Work to do:
From the line that contains "Convert this screenshot" to the last line of the data below, transcribe every line exactly. Do not include the pictures.

Supplied material:
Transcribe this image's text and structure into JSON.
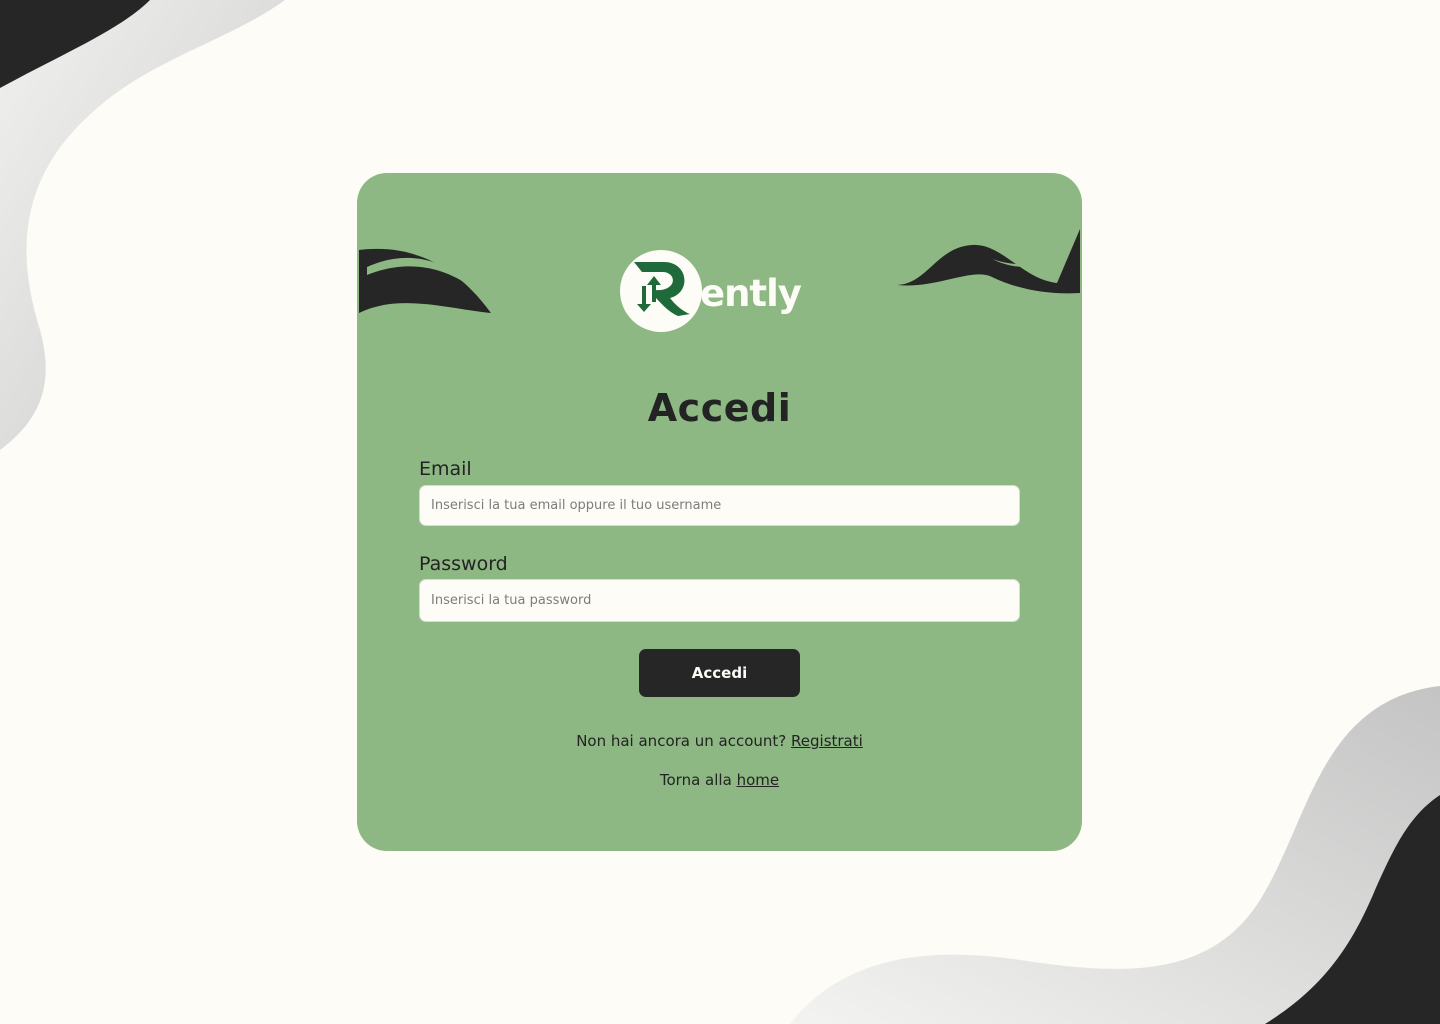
{
  "brand": {
    "name": "ently",
    "logo_icon": "rently-logo-icon",
    "primary_color": "#8db883",
    "dark_color": "#262626",
    "logo_green": "#1f6a3a"
  },
  "login": {
    "title": "Accedi",
    "email_label": "Email",
    "email_placeholder": "Inserisci la tua email oppure il tuo username",
    "password_label": "Password",
    "password_placeholder": "Inserisci la tua password",
    "submit_label": "Accedi",
    "signup_prompt": "Non hai ancora un account?",
    "signup_link": "Registrati",
    "home_prompt": "Torna alla",
    "home_link": "home"
  }
}
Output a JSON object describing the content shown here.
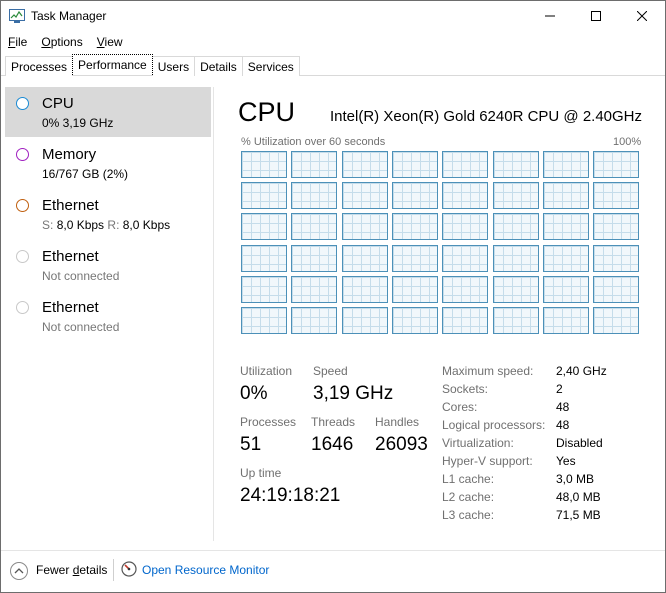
{
  "window": {
    "title": "Task Manager"
  },
  "menu": {
    "file": {
      "label": "File",
      "accel": "F",
      "rest": "ile"
    },
    "options": {
      "label": "Options",
      "accel": "O",
      "rest": "ptions"
    },
    "view": {
      "label": "View",
      "accel": "V",
      "rest": "iew"
    }
  },
  "tabs": [
    "Processes",
    "Performance",
    "Users",
    "Details",
    "Services"
  ],
  "active_tab": "Performance",
  "sidebar": {
    "items": [
      {
        "name": "CPU",
        "sub": "0% 3,19 GHz",
        "circle_color": "#1a8ad4"
      },
      {
        "name": "Memory",
        "sub": "16/767 GB (2%)",
        "circle_color": "#a020c0"
      },
      {
        "name": "Ethernet",
        "sub_send_label": "S:",
        "sub_send": "8,0 Kbps",
        "sub_recv_label": "R:",
        "sub_recv": "8,0 Kbps",
        "circle_color": "#c06010"
      },
      {
        "name": "Ethernet",
        "sub": "Not connected",
        "circle_color": "#b0b0b0"
      },
      {
        "name": "Ethernet",
        "sub": "Not connected",
        "circle_color": "#b0b0b0"
      }
    ]
  },
  "cpu": {
    "title": "CPU",
    "model": "Intel(R) Xeon(R) Gold 6240R CPU @ 2.40GHz",
    "graph_caption": "% Utilization over 60 seconds",
    "graph_max": "100%",
    "graph_rows": 6,
    "graph_cols": 8,
    "stats": {
      "utilization_label": "Utilization",
      "utilization": "0%",
      "speed_label": "Speed",
      "speed": "3,19 GHz",
      "processes_label": "Processes",
      "processes": "51",
      "threads_label": "Threads",
      "threads": "1646",
      "handles_label": "Handles",
      "handles": "26093",
      "uptime_label": "Up time",
      "uptime": "24:19:18:21"
    },
    "specs": [
      {
        "label": "Maximum speed:",
        "value": "2,40 GHz"
      },
      {
        "label": "Sockets:",
        "value": "2"
      },
      {
        "label": "Cores:",
        "value": "48"
      },
      {
        "label": "Logical processors:",
        "value": "48"
      },
      {
        "label": "Virtualization:",
        "value": "Disabled"
      },
      {
        "label": "Hyper-V support:",
        "value": "Yes"
      },
      {
        "label": "L1 cache:",
        "value": "3,0 MB"
      },
      {
        "label": "L2 cache:",
        "value": "48,0 MB"
      },
      {
        "label": "L3 cache:",
        "value": "71,5 MB"
      }
    ]
  },
  "footer": {
    "fewer_details": "Fewer details",
    "fewer_accel_pre": "Fewer ",
    "fewer_accel": "d",
    "fewer_accel_post": "etails",
    "open_resource_monitor": "Open Resource Monitor"
  }
}
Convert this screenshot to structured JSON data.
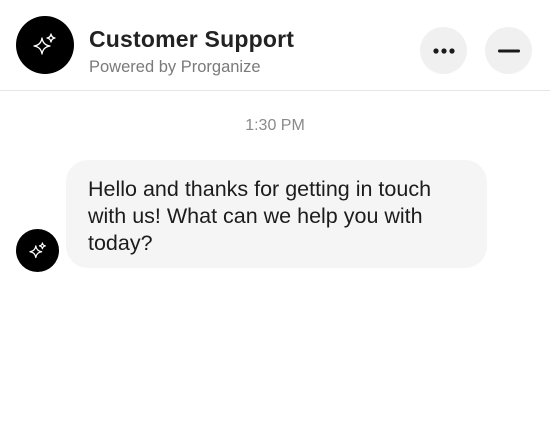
{
  "header": {
    "title": "Customer Support",
    "subtitle": "Powered by Prorganize",
    "avatar_icon": "sparkles-icon",
    "more_icon": "more-horizontal-icon",
    "minimize_icon": "minimize-icon"
  },
  "messages": [
    {
      "timestamp": "1:30 PM",
      "sender": "agent",
      "text": "Hello and thanks for getting in touch with us! What can we help you with today?"
    }
  ],
  "colors": {
    "avatar_bg": "#000000",
    "bubble_bg": "#f5f5f5",
    "header_button_bg": "#f0f0f0"
  }
}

Written response:
Convert this screenshot to structured JSON data.
{
  "header": {
    "title": "Customer Support",
    "subtitle": "Powered by Prorganize",
    "avatar_icon": "sparkles-icon",
    "more_icon": "more-horizontal-icon",
    "minimize_icon": "minimize-icon"
  },
  "messages": [
    {
      "timestamp": "1:30 PM",
      "sender": "agent",
      "text": "Hello and thanks for getting in touch with us! What can we help you with today?"
    }
  ],
  "colors": {
    "avatar_bg": "#000000",
    "bubble_bg": "#f5f5f5",
    "header_button_bg": "#f0f0f0"
  }
}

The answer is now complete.